• Goal of the exercise:
Give only the lines of the records from the line with "wind-barb bbox=[475, 387, 483, 395]" to the line with "cloud-bar-0 bbox=[773, 545, 779, 673]", rewritten so that "wind-barb" becomes "wind-arrow" and nothing else changes.
※ ※ ※
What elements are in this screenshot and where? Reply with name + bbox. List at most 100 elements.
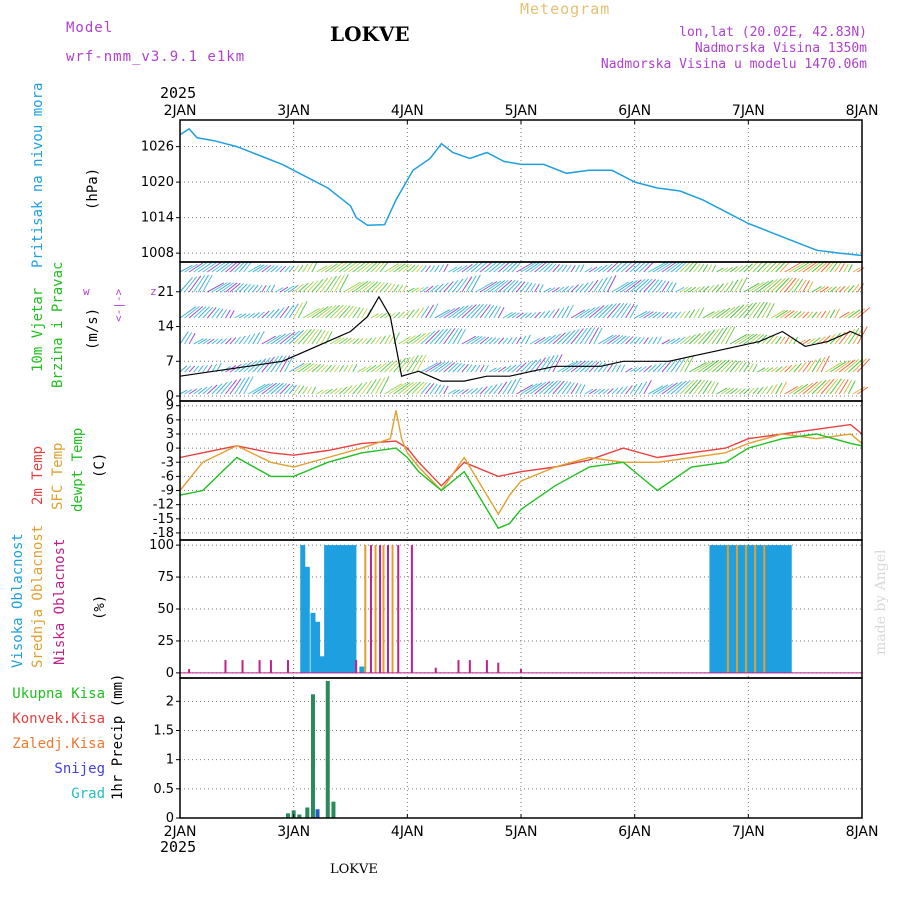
wind-barb bbox=[475, 387, 483, 395]
wind-barb bbox=[557, 331, 571, 345]
wind-barb bbox=[825, 261, 835, 273]
wind-barb bbox=[738, 361, 747, 373]
wind-barb bbox=[820, 355, 830, 373]
wind-barb bbox=[325, 263, 338, 273]
wind-barb bbox=[302, 386, 309, 395]
wind-barb bbox=[648, 311, 658, 319]
wind-barb bbox=[356, 337, 364, 345]
wind-barb bbox=[329, 304, 344, 319]
wind-barb bbox=[652, 363, 662, 373]
wind-barb bbox=[793, 278, 804, 293]
wind-barb bbox=[443, 281, 454, 293]
wind-barb bbox=[193, 261, 209, 273]
wind-barb bbox=[529, 283, 536, 293]
wind-barb bbox=[779, 310, 792, 319]
wind-barb bbox=[638, 278, 653, 293]
wind-barb bbox=[711, 359, 727, 373]
wind-barb bbox=[357, 261, 371, 273]
wind-barb bbox=[661, 281, 670, 293]
wind-barb bbox=[602, 388, 610, 395]
wind-barb bbox=[538, 284, 544, 293]
wind-barb bbox=[234, 283, 245, 293]
temp-line-0 bbox=[179, 423, 863, 487]
wind-barb bbox=[588, 266, 598, 273]
wind-barb bbox=[456, 363, 466, 373]
wind-barb bbox=[798, 261, 814, 273]
wind-barb bbox=[634, 310, 648, 319]
cloud-bar-0 bbox=[768, 545, 774, 673]
cloud-bar-2 bbox=[286, 660, 289, 673]
wind-barb bbox=[434, 384, 442, 395]
wind-barb bbox=[443, 327, 456, 345]
x-tick-label-top: 6JAN bbox=[618, 103, 651, 119]
wind-barb bbox=[648, 385, 664, 395]
wind-barb bbox=[425, 383, 435, 395]
wind-barb bbox=[357, 366, 367, 373]
wind-barb bbox=[661, 261, 678, 273]
lonlat-text: lon,lat (20.02E, 42.83N) bbox=[679, 25, 867, 40]
wind-barb bbox=[288, 284, 299, 293]
wind-barb bbox=[247, 312, 256, 319]
wind-barb bbox=[425, 329, 440, 345]
wind-barb bbox=[256, 330, 265, 345]
wind-barb bbox=[447, 306, 465, 319]
wind-barb bbox=[506, 337, 513, 345]
wind-barb bbox=[279, 265, 287, 273]
wind-barb bbox=[829, 360, 847, 373]
wind-barb bbox=[588, 327, 600, 345]
wind-barb bbox=[352, 382, 363, 395]
wind-barb bbox=[502, 261, 515, 273]
compass-w: w bbox=[83, 285, 90, 298]
legend-freezing: Zaledj.Kisa bbox=[12, 736, 105, 752]
wind-barb bbox=[375, 336, 382, 345]
wind-barb bbox=[197, 306, 210, 319]
wind-barb bbox=[393, 263, 406, 273]
wind-barb bbox=[516, 312, 524, 319]
wind-barb bbox=[843, 285, 850, 293]
wind-barb bbox=[197, 274, 209, 293]
cloud-bar-0 bbox=[773, 545, 779, 673]
wind-barb bbox=[743, 333, 758, 345]
wind-barb bbox=[193, 365, 200, 373]
wind-barb bbox=[825, 333, 836, 345]
x-tick-label-top: 7JAN bbox=[732, 103, 765, 119]
wind-barb bbox=[702, 329, 716, 345]
wind-barb bbox=[402, 381, 418, 395]
wind-barb bbox=[852, 267, 861, 273]
wind-barb bbox=[575, 327, 588, 345]
wind-barb bbox=[561, 305, 570, 319]
wind-barb bbox=[657, 361, 667, 373]
cloud-bar-1 bbox=[364, 545, 367, 673]
cloud-bar-0 bbox=[304, 566, 310, 673]
wind-barb bbox=[297, 282, 309, 293]
wind-barb bbox=[675, 286, 685, 293]
wind-barb bbox=[470, 336, 483, 345]
wind-barb bbox=[411, 332, 427, 345]
wind-barb bbox=[306, 363, 318, 373]
wind-barb bbox=[843, 263, 849, 273]
wind-barb bbox=[497, 337, 505, 345]
wind-barb bbox=[566, 285, 574, 293]
wind-barb bbox=[225, 282, 238, 293]
wind-barb bbox=[356, 381, 368, 395]
wind-barb bbox=[797, 361, 807, 373]
wind-barb bbox=[747, 387, 755, 395]
wind-barb bbox=[838, 285, 846, 293]
x-tick-label-top: 2JAN bbox=[164, 103, 197, 119]
wind-barb bbox=[720, 306, 736, 319]
y-tick-label: -6 bbox=[161, 469, 174, 484]
wind-barb bbox=[588, 361, 600, 373]
wind-barb bbox=[225, 309, 231, 319]
y-tick-label: 14 bbox=[157, 320, 174, 335]
wind-barb bbox=[379, 282, 389, 293]
wind-barb bbox=[352, 261, 367, 273]
wind-barb bbox=[852, 358, 867, 373]
wind-barb bbox=[797, 311, 806, 319]
cloud-bar-0 bbox=[346, 545, 352, 673]
wind-barb bbox=[638, 365, 647, 373]
wind-barb bbox=[661, 360, 672, 373]
wind-barb bbox=[370, 378, 382, 395]
wind-barb bbox=[793, 383, 809, 395]
wind-barb bbox=[502, 365, 512, 373]
wind-barb bbox=[620, 335, 630, 345]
※ ※ ※
• Result of this exercise:
wind-arrow bbox=[475, 387, 483, 395]
wind-arrow bbox=[557, 331, 571, 345]
wind-arrow bbox=[825, 261, 835, 273]
wind-arrow bbox=[738, 361, 747, 373]
wind-arrow bbox=[820, 355, 830, 373]
wind-arrow bbox=[325, 263, 338, 273]
wind-arrow bbox=[302, 386, 309, 395]
wind-arrow bbox=[648, 311, 658, 319]
wind-arrow bbox=[356, 337, 364, 345]
wind-arrow bbox=[329, 304, 344, 319]
wind-arrow bbox=[652, 363, 662, 373]
wind-arrow bbox=[793, 278, 804, 293]
wind-arrow bbox=[443, 281, 454, 293]
wind-arrow bbox=[193, 261, 209, 273]
wind-arrow bbox=[529, 283, 536, 293]
wind-arrow bbox=[779, 310, 792, 319]
wind-arrow bbox=[638, 278, 653, 293]
wind-arrow bbox=[711, 359, 727, 373]
wind-arrow bbox=[357, 261, 371, 273]
wind-arrow bbox=[661, 281, 670, 293]
wind-arrow bbox=[602, 388, 610, 395]
wind-arrow bbox=[538, 284, 544, 293]
wind-arrow bbox=[234, 283, 245, 293]
temp-line-0 bbox=[179, 423, 863, 487]
wind-arrow bbox=[588, 266, 598, 273]
wind-arrow bbox=[456, 363, 466, 373]
wind-arrow bbox=[798, 261, 814, 273]
wind-arrow bbox=[634, 310, 648, 319]
cloud-bar-0 bbox=[768, 545, 774, 673]
cloud-bar-2 bbox=[286, 660, 289, 673]
wind-arrow bbox=[434, 384, 442, 395]
wind-arrow bbox=[443, 327, 456, 345]
x-tick-label-top: 6JAN bbox=[618, 103, 651, 119]
wind-arrow bbox=[648, 385, 664, 395]
wind-arrow bbox=[425, 383, 435, 395]
wind-arrow bbox=[357, 366, 367, 373]
wind-arrow bbox=[661, 261, 678, 273]
lonlat-text: lon,lat (20.02E, 42.83N) bbox=[679, 25, 867, 40]
wind-arrow bbox=[288, 284, 299, 293]
wind-arrow bbox=[247, 312, 256, 319]
wind-arrow bbox=[425, 329, 440, 345]
wind-arrow bbox=[256, 330, 265, 345]
wind-arrow bbox=[447, 306, 465, 319]
wind-arrow bbox=[506, 337, 513, 345]
wind-arrow bbox=[279, 265, 287, 273]
wind-arrow bbox=[829, 360, 847, 373]
wind-arrow bbox=[588, 327, 600, 345]
wind-arrow bbox=[352, 382, 363, 395]
wind-arrow bbox=[502, 261, 515, 273]
compass-w: w bbox=[83, 285, 90, 298]
legend-freezing: Zaledj.Kisa bbox=[12, 736, 105, 752]
wind-arrow bbox=[375, 336, 382, 345]
wind-arrow bbox=[197, 306, 210, 319]
wind-arrow bbox=[393, 263, 406, 273]
wind-arrow bbox=[516, 312, 524, 319]
wind-arrow bbox=[843, 285, 850, 293]
wind-arrow bbox=[197, 274, 209, 293]
cloud-bar-0 bbox=[773, 545, 779, 673]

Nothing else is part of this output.